# Set exercise
Your task is to print all of the material verbatim.
--- begin Records supplied ---
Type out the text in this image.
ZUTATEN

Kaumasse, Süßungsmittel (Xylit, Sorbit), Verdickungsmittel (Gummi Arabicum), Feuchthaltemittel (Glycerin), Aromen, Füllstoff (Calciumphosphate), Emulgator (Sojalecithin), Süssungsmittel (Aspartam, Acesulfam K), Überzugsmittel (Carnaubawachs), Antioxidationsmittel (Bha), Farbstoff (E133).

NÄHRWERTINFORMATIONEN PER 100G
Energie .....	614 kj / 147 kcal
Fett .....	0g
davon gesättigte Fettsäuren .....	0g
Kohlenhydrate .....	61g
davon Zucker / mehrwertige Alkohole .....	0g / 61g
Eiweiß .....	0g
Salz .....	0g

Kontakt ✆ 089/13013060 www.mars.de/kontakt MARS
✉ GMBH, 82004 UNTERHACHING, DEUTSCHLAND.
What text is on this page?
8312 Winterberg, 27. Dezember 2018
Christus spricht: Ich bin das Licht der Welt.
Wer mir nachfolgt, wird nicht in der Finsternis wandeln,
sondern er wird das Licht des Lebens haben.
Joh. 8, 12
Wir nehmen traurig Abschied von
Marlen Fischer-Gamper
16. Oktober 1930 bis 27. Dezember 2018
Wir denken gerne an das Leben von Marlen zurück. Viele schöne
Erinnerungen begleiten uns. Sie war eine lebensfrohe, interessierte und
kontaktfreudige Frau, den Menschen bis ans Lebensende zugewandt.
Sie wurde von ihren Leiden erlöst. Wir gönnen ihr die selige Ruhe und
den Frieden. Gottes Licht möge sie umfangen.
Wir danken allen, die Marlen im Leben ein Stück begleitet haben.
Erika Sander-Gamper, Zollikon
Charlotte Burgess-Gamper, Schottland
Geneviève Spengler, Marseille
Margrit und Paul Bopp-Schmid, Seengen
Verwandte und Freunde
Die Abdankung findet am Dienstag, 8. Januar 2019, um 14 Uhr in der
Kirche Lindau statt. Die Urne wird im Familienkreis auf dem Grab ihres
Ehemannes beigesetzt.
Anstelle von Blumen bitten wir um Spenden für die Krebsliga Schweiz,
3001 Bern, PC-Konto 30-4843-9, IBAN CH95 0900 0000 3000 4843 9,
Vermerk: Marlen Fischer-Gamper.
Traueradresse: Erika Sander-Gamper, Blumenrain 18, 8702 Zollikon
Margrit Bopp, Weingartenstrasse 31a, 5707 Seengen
--- end Records supplied ---
# Response to this task
Type out the text in this image.
ZUTATEN

Kaumasse, Süßungsmittel (Xylit, Sorbit), Verdickungsmittel (Gummi Arabicum), Feuchthaltemittel (Glycerin), Aromen, Füllstoff (Calciumphosphate), Emulgator (Sojalecithin), Süssungsmittel (Aspartam, Acesulfam K), Überzugsmittel (Carnaubawachs), Antioxidationsmittel (Bha), Farbstoff (E133).

NÄHRWERTINFORMATIONEN PER 100G
Energie .....	614 kj / 147 kcal
Fett .....	0g
davon gesättigte Fettsäuren .....	0g
Kohlenhydrate .....	61g
davon Zucker / mehrwertige Alkohole .....	0g / 61g
Eiweiß .....	0g
Salz .....	0g

Kontakt ✆ 089/13013060 www.mars.de/kontakt MARS
✉ GMBH, 82004 UNTERHACHING, DEUTSCHLAND.
What text is on this page?
8312 Winterberg, 27. Dezember 2018
Christus spricht: Ich bin das Licht der Welt.
Wer mir nachfolgt, wird nicht in der Finsternis wandeln,
sondern er wird das Licht des Lebens haben.
Joh. 8, 12
Wir nehmen traurig Abschied von
Marlen Fischer-Gamper
16. Oktober 1930 bis 27. Dezember 2018
Wir denken gerne an das Leben von Marlen zurück. Viele schöne
Erinnerungen begleiten uns. Sie war eine lebensfrohe, interessierte und
kontaktfreudige Frau, den Menschen bis ans Lebensende zugewandt.
Sie wurde von ihren Leiden erlöst. Wir gönnen ihr die selige Ruhe und
den Frieden. Gottes Licht möge sie umfangen.
Wir danken allen, die Marlen im Leben ein Stück begleitet haben.
Erika Sander-Gamper, Zollikon
Charlotte Burgess-Gamper, Schottland
Geneviève Spengler, Marseille
Margrit und Paul Bopp-Schmid, Seengen
Verwandte und Freunde
Die Abdankung findet am Dienstag, 8. Januar 2019, um 14 Uhr in der
Kirche Lindau statt. Die Urne wird im Familienkreis auf dem Grab ihres
Ehemannes beigesetzt.
Anstelle von Blumen bitten wir um Spenden für die Krebsliga Schweiz,
3001 Bern, PC-Konto 30-4843-9, IBAN CH95 0900 0000 3000 4843 9,
Vermerk: Marlen Fischer-Gamper.
Traueradresse: Erika Sander-Gamper, Blumenrain 18, 8702 Zollikon
Margrit Bopp, Weingartenstrasse 31a, 5707 Seengen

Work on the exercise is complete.